**Task instructions:** Pull out every line of the listing below where "JSON" appears.

[Items from a data source]
○ ○ ○ ○ ○ ○ ○
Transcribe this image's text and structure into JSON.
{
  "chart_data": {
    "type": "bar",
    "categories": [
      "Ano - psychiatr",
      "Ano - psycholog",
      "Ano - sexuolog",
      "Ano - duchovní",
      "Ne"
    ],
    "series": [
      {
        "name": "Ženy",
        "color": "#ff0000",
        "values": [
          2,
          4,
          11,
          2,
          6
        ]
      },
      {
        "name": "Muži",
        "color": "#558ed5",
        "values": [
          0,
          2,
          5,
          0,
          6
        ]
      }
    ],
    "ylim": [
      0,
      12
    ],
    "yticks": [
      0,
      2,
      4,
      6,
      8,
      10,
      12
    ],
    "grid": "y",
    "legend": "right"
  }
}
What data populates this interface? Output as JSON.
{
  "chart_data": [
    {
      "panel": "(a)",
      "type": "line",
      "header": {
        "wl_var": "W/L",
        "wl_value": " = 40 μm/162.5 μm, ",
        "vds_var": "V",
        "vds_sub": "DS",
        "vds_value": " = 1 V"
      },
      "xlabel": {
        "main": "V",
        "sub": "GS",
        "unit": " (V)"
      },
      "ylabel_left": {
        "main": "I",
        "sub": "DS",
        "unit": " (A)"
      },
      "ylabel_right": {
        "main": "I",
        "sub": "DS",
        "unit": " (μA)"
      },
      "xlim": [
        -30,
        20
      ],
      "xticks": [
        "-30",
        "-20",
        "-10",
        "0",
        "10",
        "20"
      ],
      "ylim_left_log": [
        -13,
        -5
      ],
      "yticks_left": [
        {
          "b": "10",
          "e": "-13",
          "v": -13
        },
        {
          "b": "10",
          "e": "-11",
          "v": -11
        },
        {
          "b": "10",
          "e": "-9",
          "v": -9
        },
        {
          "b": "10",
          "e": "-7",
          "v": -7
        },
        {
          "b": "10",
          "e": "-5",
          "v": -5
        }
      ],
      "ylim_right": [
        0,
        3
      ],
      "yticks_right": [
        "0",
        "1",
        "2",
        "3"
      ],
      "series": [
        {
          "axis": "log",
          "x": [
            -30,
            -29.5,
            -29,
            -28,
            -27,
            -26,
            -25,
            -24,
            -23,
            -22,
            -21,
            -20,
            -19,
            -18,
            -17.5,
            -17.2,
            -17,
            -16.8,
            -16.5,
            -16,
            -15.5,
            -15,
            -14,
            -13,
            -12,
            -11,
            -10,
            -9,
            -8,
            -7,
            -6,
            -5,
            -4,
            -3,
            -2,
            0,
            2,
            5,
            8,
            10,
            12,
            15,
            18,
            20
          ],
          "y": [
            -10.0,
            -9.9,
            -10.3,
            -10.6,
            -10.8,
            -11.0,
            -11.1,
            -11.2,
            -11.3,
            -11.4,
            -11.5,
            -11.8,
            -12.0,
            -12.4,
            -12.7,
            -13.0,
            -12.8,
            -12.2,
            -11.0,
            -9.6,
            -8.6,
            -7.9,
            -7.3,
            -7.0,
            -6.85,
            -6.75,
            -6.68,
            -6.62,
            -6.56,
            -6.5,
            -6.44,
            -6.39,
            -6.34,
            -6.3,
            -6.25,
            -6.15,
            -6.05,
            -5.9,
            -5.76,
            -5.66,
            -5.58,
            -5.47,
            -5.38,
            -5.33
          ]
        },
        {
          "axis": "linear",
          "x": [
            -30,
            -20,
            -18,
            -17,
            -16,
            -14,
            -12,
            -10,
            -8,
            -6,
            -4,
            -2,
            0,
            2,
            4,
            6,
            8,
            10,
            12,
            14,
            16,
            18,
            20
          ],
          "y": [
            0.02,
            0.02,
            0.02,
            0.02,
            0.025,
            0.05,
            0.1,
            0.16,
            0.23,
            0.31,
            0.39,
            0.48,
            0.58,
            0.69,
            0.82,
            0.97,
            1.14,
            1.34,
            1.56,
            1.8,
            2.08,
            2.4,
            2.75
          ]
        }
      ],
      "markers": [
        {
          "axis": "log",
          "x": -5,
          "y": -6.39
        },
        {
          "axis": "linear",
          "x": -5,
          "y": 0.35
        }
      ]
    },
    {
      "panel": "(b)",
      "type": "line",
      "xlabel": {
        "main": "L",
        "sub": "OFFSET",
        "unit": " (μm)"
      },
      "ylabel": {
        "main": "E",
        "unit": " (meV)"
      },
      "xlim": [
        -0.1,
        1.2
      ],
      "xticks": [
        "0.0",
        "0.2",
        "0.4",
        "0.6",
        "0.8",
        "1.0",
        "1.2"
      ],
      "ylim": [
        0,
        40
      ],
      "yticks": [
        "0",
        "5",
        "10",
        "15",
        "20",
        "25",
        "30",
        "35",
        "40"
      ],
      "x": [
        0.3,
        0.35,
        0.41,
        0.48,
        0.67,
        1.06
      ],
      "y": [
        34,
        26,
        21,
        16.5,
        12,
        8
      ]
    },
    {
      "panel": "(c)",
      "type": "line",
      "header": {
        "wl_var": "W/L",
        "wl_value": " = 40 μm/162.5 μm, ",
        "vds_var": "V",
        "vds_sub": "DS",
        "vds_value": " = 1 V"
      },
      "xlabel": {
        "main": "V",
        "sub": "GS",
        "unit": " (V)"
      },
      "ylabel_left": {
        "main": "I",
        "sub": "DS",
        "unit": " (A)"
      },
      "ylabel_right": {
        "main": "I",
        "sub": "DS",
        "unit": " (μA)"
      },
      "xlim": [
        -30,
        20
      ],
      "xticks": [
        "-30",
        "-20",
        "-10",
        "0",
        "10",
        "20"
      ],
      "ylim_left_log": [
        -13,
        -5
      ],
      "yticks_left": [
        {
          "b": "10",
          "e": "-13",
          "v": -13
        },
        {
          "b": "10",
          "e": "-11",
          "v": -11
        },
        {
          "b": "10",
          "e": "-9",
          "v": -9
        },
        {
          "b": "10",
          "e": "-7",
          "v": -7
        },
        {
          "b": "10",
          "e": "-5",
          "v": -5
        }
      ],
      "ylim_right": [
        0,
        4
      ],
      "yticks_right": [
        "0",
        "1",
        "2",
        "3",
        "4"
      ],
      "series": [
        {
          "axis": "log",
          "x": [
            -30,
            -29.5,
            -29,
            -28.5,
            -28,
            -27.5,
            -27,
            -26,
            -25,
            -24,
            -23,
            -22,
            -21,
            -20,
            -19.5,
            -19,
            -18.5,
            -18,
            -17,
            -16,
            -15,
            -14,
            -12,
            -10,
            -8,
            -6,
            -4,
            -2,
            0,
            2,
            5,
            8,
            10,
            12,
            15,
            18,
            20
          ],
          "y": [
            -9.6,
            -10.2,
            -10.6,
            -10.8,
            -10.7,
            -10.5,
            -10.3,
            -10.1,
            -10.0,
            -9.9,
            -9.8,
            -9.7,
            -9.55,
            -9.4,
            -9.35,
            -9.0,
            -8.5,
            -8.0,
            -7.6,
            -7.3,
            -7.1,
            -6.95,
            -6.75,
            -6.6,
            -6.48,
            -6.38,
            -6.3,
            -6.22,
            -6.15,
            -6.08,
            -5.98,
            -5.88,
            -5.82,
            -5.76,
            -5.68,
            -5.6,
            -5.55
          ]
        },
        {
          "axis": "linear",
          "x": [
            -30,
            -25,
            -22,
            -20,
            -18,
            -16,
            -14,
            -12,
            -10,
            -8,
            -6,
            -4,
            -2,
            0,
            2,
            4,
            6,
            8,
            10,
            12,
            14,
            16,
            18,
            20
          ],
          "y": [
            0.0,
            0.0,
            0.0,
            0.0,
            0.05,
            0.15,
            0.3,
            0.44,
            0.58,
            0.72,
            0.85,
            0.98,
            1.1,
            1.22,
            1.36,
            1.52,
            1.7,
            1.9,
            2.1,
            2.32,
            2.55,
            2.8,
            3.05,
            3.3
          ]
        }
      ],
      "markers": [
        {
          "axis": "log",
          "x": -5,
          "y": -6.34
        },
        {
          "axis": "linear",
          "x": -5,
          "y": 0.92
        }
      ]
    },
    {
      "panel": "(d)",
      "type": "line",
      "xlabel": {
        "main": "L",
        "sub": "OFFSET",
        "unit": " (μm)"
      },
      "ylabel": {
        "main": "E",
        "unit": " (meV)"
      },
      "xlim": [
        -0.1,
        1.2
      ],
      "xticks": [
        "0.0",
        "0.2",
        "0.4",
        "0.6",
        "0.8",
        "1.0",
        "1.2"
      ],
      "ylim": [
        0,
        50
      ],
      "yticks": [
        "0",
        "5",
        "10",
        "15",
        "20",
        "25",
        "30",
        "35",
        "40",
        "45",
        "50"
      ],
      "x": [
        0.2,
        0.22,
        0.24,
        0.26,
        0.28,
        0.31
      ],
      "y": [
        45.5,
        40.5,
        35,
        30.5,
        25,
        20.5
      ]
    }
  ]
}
○ ○ ○ ○ ○ ○ ○
**Response:**
Transcribe this image's text and structure into JSON.
What data populates this interface? Output as JSON.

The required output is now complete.